═══ SUPPLIED MATERIAL ═══
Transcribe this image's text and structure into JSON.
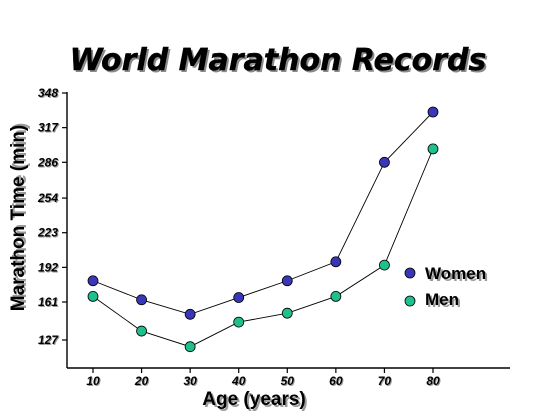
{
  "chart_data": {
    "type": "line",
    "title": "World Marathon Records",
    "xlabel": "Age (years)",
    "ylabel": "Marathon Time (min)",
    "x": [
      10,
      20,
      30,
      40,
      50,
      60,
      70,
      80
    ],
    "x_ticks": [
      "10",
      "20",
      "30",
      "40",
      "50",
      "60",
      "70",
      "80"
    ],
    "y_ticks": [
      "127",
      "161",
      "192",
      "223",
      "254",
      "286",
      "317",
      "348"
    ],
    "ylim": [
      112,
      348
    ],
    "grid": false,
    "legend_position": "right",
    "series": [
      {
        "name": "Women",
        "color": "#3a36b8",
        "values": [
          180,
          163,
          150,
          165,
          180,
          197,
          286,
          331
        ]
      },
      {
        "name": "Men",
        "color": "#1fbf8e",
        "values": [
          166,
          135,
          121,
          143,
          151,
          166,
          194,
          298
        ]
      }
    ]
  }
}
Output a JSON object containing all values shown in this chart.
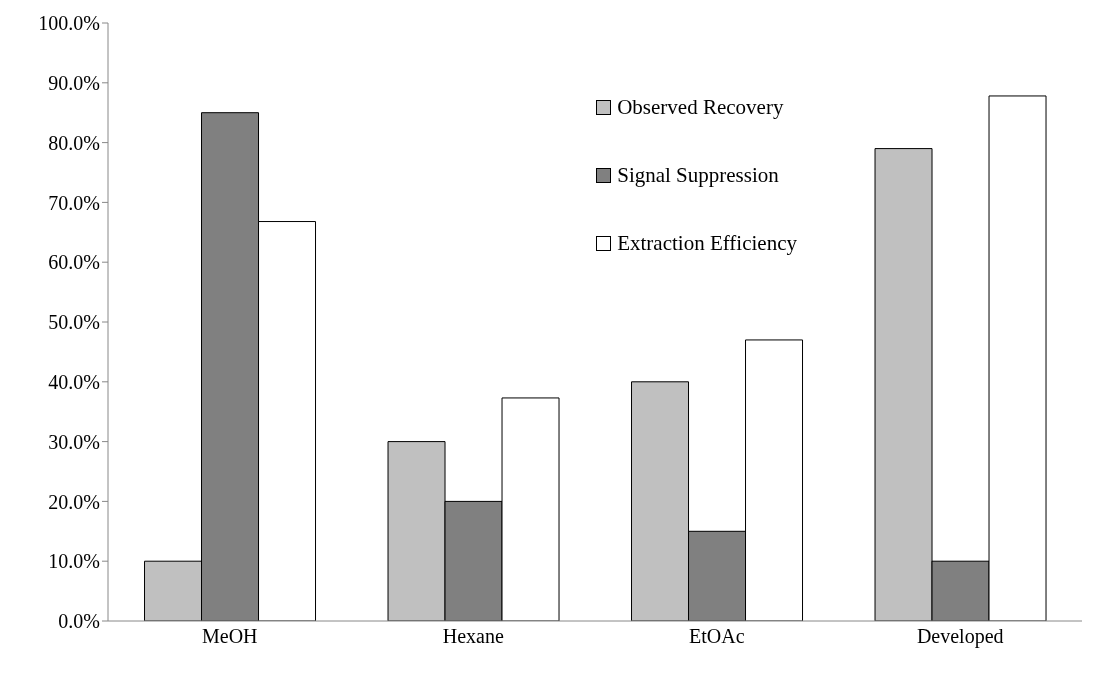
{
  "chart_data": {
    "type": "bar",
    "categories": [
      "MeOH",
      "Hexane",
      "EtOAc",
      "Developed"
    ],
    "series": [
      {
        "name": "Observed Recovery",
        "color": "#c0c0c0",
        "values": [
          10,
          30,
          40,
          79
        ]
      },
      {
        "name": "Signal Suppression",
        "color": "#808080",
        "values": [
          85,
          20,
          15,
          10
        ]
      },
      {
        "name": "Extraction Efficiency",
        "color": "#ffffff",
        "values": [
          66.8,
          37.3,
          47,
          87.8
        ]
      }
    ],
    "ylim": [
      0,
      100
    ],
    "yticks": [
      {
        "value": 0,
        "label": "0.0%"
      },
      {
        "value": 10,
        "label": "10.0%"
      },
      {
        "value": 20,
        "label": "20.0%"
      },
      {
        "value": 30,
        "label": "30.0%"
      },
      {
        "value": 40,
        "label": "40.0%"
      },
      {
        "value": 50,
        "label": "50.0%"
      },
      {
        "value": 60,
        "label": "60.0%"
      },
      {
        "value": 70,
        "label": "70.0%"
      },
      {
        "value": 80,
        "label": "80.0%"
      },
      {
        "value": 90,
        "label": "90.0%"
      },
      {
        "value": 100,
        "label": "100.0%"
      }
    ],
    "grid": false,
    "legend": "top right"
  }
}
═══
═══ SUPPLIED MATERIAL ═══
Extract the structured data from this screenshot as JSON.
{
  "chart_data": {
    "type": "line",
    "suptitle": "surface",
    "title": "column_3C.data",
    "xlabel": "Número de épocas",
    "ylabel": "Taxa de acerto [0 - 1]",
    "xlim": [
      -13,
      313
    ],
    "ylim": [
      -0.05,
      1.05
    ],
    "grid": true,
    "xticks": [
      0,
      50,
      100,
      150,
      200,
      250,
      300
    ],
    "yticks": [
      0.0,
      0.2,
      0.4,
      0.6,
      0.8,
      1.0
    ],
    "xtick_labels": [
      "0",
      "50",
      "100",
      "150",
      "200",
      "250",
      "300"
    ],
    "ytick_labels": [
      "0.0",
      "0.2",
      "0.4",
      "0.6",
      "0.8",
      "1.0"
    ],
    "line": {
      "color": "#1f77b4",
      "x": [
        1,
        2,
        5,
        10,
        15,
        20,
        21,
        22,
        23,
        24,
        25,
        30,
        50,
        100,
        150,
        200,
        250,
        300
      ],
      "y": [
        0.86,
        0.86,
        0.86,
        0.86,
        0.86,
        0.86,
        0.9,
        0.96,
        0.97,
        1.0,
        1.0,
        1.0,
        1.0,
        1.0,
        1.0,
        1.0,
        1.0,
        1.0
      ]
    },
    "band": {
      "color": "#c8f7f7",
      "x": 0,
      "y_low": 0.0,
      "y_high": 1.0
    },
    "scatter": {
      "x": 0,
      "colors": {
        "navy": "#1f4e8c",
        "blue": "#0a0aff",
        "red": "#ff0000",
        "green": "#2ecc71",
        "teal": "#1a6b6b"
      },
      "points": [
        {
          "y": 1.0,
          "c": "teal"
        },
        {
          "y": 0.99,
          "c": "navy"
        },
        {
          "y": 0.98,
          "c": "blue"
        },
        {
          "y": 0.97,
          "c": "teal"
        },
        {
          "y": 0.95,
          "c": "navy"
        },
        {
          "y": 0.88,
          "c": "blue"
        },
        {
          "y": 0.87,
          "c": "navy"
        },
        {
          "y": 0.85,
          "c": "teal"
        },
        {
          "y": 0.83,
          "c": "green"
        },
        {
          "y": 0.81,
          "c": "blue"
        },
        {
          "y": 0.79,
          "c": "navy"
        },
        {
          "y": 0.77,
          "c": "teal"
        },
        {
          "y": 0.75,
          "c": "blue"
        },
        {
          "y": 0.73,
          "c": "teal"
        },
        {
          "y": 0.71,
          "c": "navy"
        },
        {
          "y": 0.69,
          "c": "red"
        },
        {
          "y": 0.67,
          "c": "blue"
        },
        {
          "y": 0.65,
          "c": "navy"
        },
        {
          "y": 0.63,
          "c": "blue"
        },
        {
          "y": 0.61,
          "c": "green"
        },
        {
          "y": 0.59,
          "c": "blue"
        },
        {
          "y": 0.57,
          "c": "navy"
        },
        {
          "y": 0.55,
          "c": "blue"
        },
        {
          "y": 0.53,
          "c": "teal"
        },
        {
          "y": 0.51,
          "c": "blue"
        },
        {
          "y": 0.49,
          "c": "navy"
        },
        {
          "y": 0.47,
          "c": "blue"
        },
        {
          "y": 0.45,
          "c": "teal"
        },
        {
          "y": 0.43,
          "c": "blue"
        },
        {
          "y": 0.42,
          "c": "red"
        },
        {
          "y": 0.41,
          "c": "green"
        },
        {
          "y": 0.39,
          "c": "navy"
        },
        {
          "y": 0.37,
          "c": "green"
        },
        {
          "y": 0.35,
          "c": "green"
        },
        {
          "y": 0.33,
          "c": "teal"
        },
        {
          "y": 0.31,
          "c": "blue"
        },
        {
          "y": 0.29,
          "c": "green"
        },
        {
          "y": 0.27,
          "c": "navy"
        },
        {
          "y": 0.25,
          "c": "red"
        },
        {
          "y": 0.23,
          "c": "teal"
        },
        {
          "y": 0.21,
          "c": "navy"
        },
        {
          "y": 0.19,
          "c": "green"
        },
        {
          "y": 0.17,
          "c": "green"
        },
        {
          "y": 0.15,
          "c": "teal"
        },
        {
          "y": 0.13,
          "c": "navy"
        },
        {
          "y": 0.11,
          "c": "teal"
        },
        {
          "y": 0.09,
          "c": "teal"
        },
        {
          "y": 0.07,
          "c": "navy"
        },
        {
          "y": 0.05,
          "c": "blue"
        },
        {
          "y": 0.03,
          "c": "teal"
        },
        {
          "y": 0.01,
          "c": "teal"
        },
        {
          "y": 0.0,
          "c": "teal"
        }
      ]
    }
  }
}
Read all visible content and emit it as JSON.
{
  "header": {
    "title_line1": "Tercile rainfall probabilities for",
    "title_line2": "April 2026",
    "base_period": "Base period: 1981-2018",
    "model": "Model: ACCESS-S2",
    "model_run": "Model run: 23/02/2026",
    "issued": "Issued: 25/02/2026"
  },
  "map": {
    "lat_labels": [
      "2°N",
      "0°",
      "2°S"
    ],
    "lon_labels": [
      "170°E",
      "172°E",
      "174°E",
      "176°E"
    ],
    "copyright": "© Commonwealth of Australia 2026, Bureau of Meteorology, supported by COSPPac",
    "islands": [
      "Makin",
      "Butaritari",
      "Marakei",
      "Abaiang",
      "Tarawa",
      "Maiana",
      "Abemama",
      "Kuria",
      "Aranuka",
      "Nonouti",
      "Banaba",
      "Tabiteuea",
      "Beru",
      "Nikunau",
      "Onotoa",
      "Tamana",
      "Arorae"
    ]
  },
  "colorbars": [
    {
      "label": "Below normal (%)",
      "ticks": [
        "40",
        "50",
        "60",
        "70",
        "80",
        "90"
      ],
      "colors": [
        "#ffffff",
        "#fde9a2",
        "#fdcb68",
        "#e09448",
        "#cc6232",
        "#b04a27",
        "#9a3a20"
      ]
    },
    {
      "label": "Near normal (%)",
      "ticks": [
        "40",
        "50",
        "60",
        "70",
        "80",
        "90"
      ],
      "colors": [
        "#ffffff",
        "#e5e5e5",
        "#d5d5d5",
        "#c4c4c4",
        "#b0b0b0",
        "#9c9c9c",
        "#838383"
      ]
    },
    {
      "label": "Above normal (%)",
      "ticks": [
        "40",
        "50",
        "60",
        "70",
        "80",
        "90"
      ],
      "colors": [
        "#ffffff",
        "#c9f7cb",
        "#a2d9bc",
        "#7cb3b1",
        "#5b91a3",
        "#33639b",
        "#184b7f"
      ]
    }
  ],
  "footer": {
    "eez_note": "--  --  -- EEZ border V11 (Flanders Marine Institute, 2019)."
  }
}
═══
_TO DO:_ Say how many lines of the data include the string "xlabel". Nothing other than the number should be given.

_FINAL RESULT:_ 2